■ OBJECTIVE: From the entries that follow, gather each line holding the word "който".

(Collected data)
● ● ● ●
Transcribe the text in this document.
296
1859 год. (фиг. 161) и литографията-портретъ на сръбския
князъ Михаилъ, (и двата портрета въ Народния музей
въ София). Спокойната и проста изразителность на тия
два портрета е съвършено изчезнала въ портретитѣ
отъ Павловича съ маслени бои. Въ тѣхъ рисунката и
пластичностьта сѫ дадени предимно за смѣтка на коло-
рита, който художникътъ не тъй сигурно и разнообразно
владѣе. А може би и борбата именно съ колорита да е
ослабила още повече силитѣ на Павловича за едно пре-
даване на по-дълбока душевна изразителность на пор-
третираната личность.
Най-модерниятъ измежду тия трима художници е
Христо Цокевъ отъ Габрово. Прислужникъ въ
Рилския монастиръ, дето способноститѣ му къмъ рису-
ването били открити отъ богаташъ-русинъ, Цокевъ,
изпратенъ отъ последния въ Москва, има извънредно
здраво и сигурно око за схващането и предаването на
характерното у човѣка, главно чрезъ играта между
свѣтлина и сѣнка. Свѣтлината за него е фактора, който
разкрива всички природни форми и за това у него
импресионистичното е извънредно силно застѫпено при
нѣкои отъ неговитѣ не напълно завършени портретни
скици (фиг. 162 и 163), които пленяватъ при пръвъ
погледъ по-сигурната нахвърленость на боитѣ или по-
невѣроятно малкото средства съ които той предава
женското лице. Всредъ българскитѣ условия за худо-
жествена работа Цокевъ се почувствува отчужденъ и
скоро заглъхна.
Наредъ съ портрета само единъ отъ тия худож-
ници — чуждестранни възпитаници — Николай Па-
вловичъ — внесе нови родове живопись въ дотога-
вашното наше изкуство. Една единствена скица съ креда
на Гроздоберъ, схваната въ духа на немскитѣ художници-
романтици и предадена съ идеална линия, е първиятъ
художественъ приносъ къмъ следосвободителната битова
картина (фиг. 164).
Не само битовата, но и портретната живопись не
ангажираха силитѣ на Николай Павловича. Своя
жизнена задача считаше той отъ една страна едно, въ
● ● ● ●
■ EXERCISE OUTPUT:
рита, който художникътъ не тъй сигурно и разнообразно
свѣтлина и сѣнка. Свѣтлината за него е фактора, който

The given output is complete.